● What is required
Edit the records starting at their first line and ending at the line that contains "x-tick-label: Latest 2016": write those lines out again with "y-tick-label" replaced by "y-axis-label" and nothing else changed.

● Information shown
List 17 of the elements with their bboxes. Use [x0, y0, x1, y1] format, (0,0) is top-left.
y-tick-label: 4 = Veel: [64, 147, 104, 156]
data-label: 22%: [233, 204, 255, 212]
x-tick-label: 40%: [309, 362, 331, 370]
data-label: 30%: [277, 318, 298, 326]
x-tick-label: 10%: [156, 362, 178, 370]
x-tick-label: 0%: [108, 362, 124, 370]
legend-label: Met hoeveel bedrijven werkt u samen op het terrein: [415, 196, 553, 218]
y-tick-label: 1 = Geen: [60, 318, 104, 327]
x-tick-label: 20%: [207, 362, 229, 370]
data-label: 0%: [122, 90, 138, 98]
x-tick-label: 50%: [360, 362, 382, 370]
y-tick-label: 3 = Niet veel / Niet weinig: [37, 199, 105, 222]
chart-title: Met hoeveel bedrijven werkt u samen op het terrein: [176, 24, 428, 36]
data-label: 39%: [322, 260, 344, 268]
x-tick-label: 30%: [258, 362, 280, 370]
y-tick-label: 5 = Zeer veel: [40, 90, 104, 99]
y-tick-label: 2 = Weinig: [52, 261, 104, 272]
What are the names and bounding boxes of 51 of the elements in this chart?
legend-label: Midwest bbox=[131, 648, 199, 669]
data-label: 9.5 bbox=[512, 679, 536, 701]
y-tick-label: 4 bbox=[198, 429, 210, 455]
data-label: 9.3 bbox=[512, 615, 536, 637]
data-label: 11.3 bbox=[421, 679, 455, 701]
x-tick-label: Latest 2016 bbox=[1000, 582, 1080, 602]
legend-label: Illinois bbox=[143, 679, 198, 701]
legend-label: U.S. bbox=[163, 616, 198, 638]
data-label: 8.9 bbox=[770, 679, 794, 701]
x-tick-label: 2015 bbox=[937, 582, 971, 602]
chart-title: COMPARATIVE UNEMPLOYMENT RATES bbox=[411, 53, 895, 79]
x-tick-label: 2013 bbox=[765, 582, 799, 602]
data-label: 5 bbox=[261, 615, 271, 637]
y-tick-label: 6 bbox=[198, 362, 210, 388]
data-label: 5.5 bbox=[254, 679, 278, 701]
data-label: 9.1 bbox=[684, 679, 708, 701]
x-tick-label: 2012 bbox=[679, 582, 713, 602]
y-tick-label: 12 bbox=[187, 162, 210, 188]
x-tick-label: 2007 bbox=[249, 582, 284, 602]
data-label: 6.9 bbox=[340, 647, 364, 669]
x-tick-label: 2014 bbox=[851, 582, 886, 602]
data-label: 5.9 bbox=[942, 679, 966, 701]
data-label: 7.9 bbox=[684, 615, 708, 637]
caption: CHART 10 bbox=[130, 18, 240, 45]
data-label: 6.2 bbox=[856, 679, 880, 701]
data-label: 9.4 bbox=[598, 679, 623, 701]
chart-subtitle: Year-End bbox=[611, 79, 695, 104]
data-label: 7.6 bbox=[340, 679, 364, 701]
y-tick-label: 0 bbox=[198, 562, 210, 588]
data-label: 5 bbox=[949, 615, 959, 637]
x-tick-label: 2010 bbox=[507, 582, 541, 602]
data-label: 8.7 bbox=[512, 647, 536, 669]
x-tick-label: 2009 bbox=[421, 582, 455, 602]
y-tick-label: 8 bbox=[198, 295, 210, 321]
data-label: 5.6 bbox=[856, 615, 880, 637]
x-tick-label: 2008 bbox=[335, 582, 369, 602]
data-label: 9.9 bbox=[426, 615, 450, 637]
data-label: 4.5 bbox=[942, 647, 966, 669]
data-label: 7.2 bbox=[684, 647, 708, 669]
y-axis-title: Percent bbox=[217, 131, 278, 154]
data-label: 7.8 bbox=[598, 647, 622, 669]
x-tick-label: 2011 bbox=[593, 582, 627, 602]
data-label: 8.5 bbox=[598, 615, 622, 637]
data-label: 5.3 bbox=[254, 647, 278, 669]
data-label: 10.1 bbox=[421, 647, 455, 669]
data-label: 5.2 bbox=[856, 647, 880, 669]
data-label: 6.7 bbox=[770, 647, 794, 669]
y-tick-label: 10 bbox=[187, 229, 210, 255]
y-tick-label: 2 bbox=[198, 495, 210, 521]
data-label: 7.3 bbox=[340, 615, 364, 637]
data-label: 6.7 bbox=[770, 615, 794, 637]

● Solved exercise
List 17 of the elements with their bboxes. Use [x0, y0, x1, y1] format, (0,0) is top-left.
y-axis-label: 4 = Veel: [64, 147, 104, 156]
data-label: 22%: [233, 204, 255, 212]
x-tick-label: 40%: [309, 362, 331, 370]
data-label: 30%: [277, 318, 298, 326]
x-tick-label: 10%: [156, 362, 178, 370]
x-tick-label: 0%: [108, 362, 124, 370]
legend-label: Met hoeveel bedrijven werkt u samen op het terrein: [415, 196, 553, 218]
y-axis-label: 1 = Geen: [60, 318, 104, 327]
x-tick-label: 20%: [207, 362, 229, 370]
data-label: 0%: [122, 90, 138, 98]
x-tick-label: 50%: [360, 362, 382, 370]
y-axis-label: 3 = Niet veel / Niet weinig: [37, 199, 105, 222]
chart-title: Met hoeveel bedrijven werkt u samen op het terrein: [176, 24, 428, 36]
data-label: 39%: [322, 260, 344, 268]
x-tick-label: 30%: [258, 362, 280, 370]
y-axis-label: 5 = Zeer veel: [40, 90, 104, 99]
y-axis-label: 2 = Weinig: [52, 261, 104, 272]
What are the names and bounding boxes of 51 of the elements in this chart?
legend-label: Midwest bbox=[131, 648, 199, 669]
data-label: 9.5 bbox=[512, 679, 536, 701]
y-axis-label: 4 bbox=[198, 429, 210, 455]
data-label: 9.3 bbox=[512, 615, 536, 637]
data-label: 11.3 bbox=[421, 679, 455, 701]
x-tick-label: Latest 2016 bbox=[1000, 582, 1080, 602]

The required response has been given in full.